# Problem details
Go through the listing and copy each line that has the string "median" in it.
*** Opening of Excerpted data ***
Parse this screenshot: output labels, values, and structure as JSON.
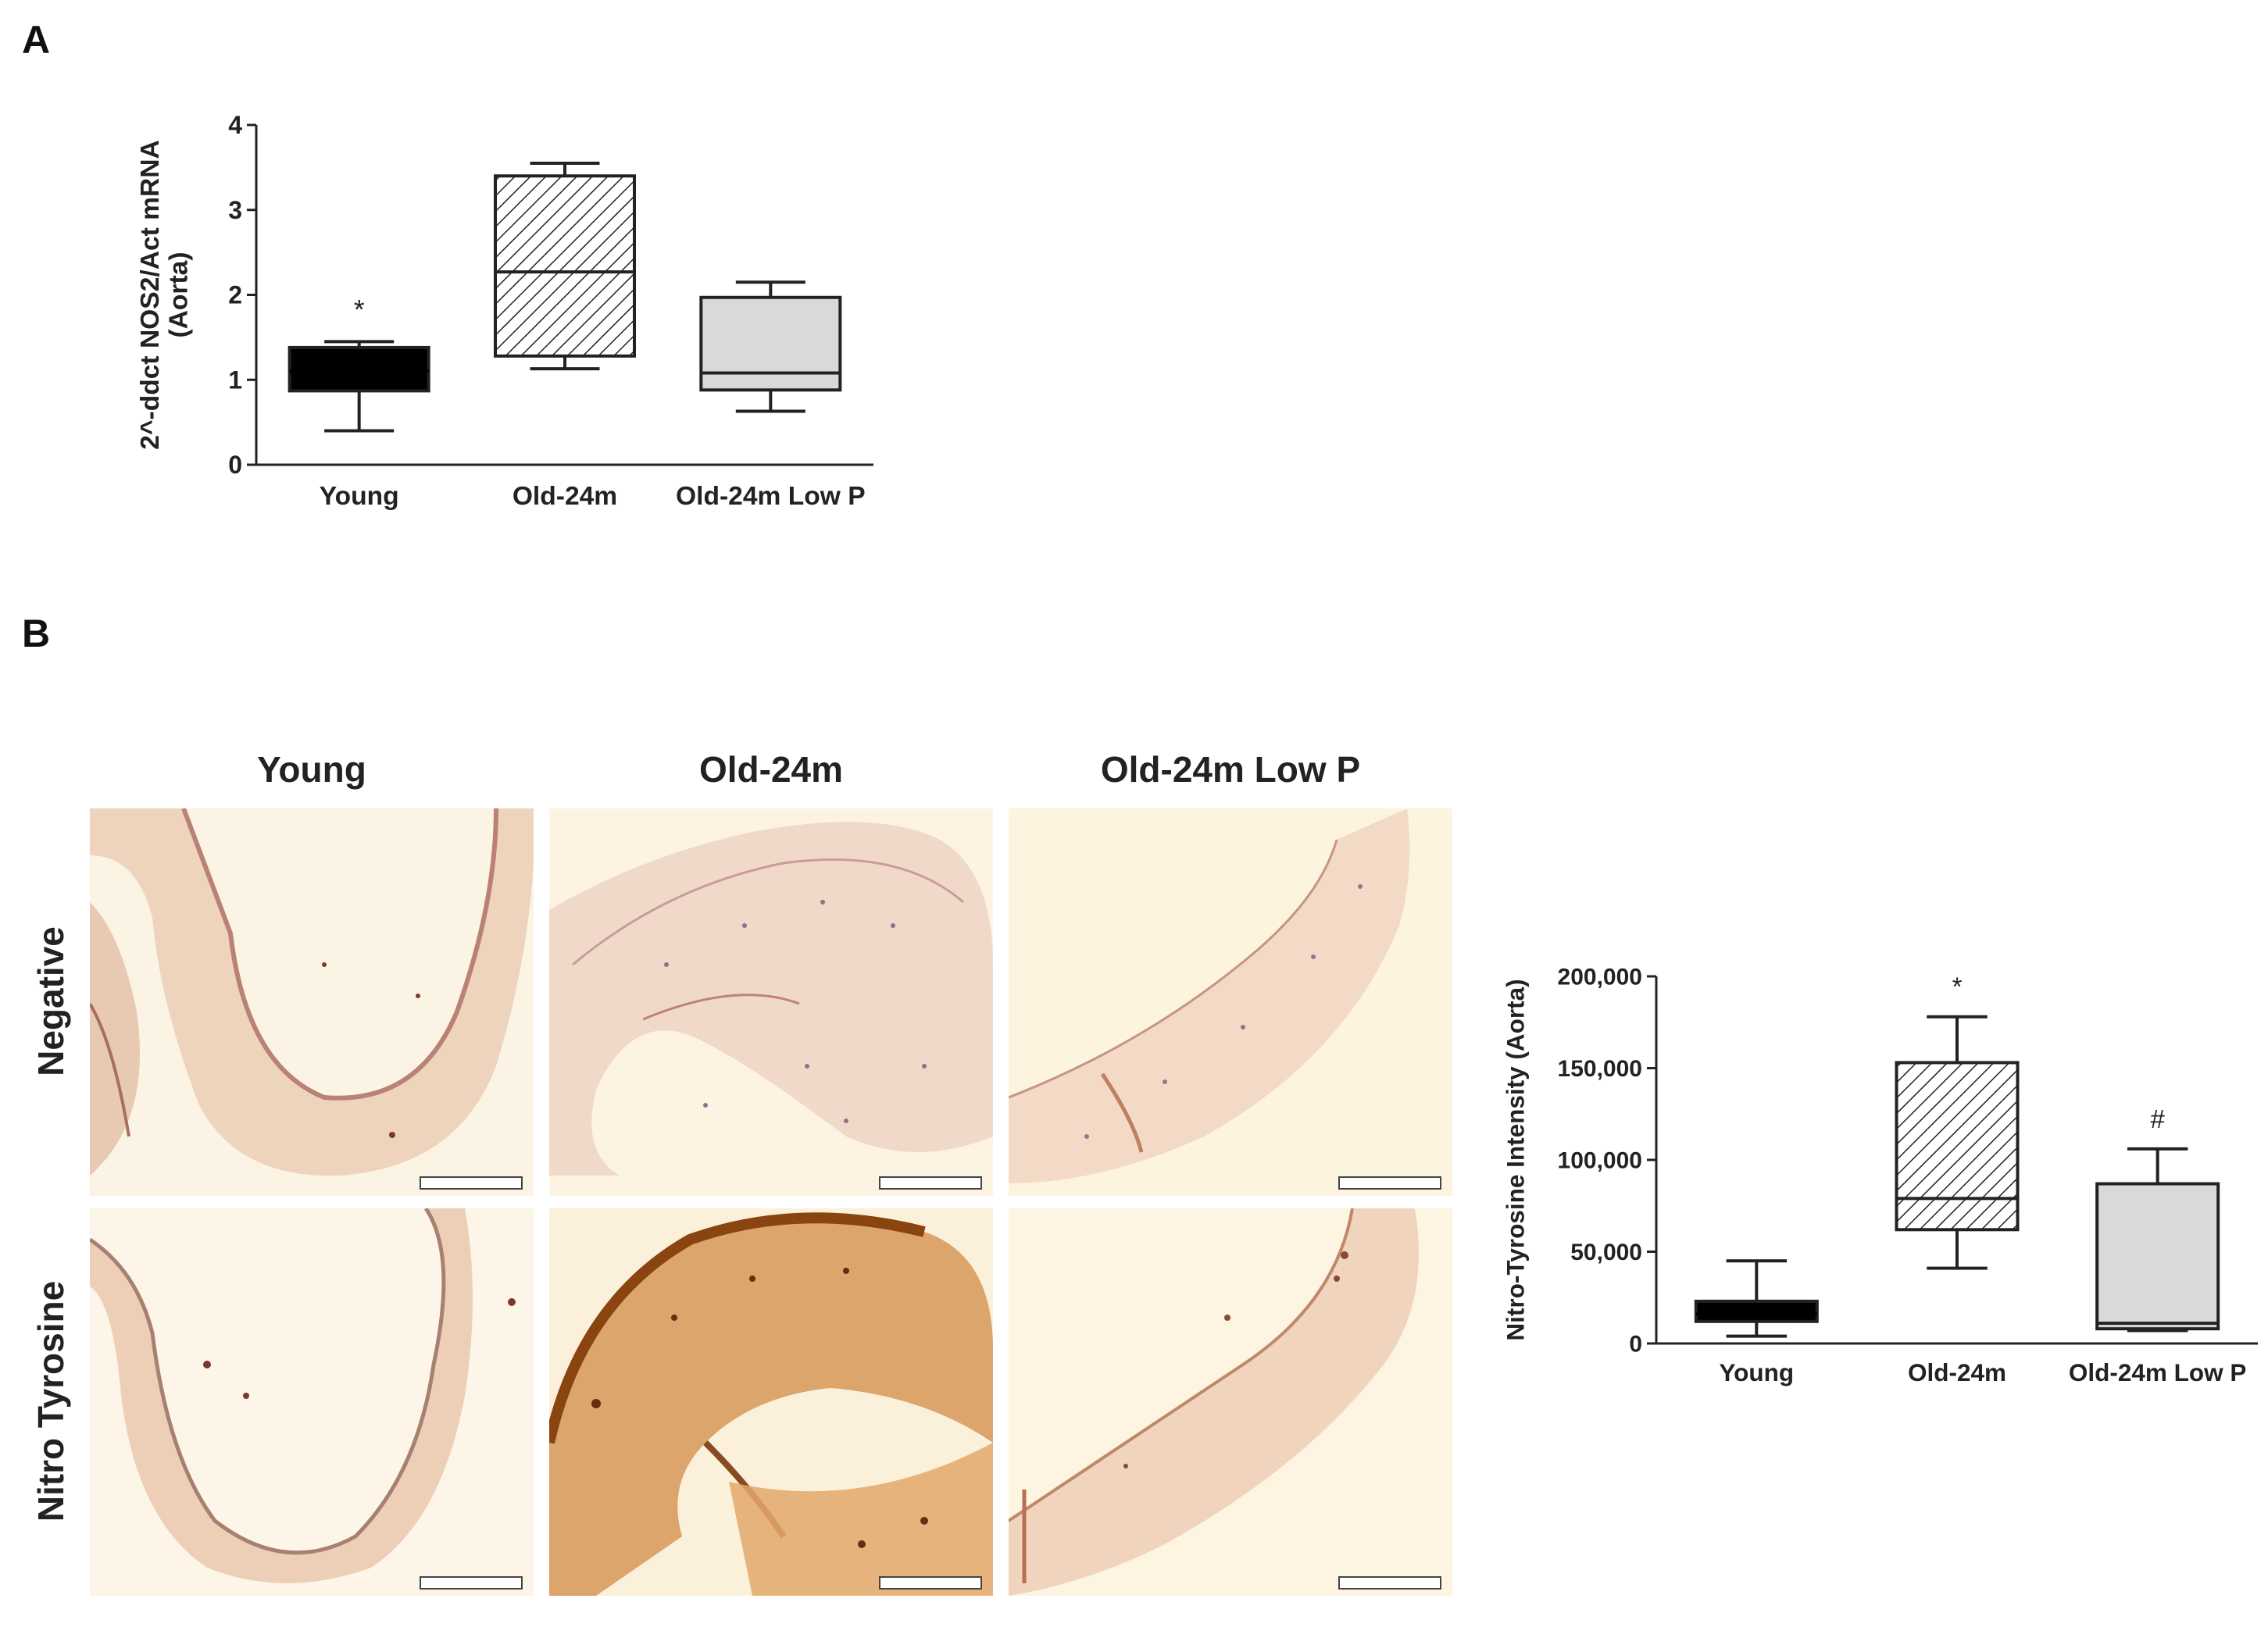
{
  "panels": {
    "a_label": "A",
    "b_label": "B"
  },
  "micrographs": {
    "columns": [
      "Young",
      "Old-24m",
      "Old-24m Low P"
    ],
    "rows": [
      "Negative",
      "Nitro Tyrosine"
    ]
  },
  "chart_data": [
    {
      "type": "box",
      "panel": "A",
      "categories": [
        "Young",
        "Old-24m",
        "Old-24m Low P"
      ],
      "ylabel": "2^-ddct NOS2/Act mRNA\n(Aorta)",
      "ylim": [
        0,
        4
      ],
      "yticks": [
        0,
        1,
        2,
        3,
        4
      ],
      "ytick_labels": [
        "0",
        "1",
        "2",
        "3",
        "4"
      ],
      "boxes": [
        {
          "min": 0.4,
          "q1": 0.87,
          "median": 1.1,
          "q3": 1.38,
          "max": 1.45,
          "fill": "#000000",
          "pattern": "solid"
        },
        {
          "min": 1.13,
          "q1": 1.28,
          "median": 2.27,
          "q3": 3.4,
          "max": 3.55,
          "fill": "#ffffff",
          "pattern": "hatch"
        },
        {
          "min": 0.63,
          "q1": 0.88,
          "median": 1.08,
          "q3": 1.97,
          "max": 2.15,
          "fill": "#d9d9d9",
          "pattern": "solid"
        }
      ],
      "annotations": [
        "*",
        "",
        ""
      ]
    },
    {
      "type": "box",
      "panel": "B",
      "categories": [
        "Young",
        "Old-24m",
        "Old-24m Low P"
      ],
      "ylabel": "Nitro-Tyrosine Intensity (Aorta)",
      "ylim": [
        0,
        200000
      ],
      "yticks": [
        0,
        50000,
        100000,
        150000,
        200000
      ],
      "ytick_labels": [
        "0",
        "50,000",
        "100,000",
        "150,000",
        "200,000"
      ],
      "boxes": [
        {
          "min": 4000,
          "q1": 12000,
          "median": 16000,
          "q3": 23000,
          "max": 45000,
          "fill": "#000000",
          "pattern": "solid"
        },
        {
          "min": 41000,
          "q1": 62000,
          "median": 79000,
          "q3": 153000,
          "max": 178000,
          "fill": "#ffffff",
          "pattern": "hatch"
        },
        {
          "min": 7000,
          "q1": 8000,
          "median": 11000,
          "q3": 87000,
          "max": 106000,
          "fill": "#d9d9d9",
          "pattern": "solid"
        }
      ],
      "annotations": [
        "",
        "*",
        "#"
      ]
    }
  ]
}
*** Close of Excerpted data ***
# Output of the task
          "median": 1.1,
          "median": 2.27,
          "median": 1.08,
          "median": 16000,
          "median": 79000,
          "median": 11000,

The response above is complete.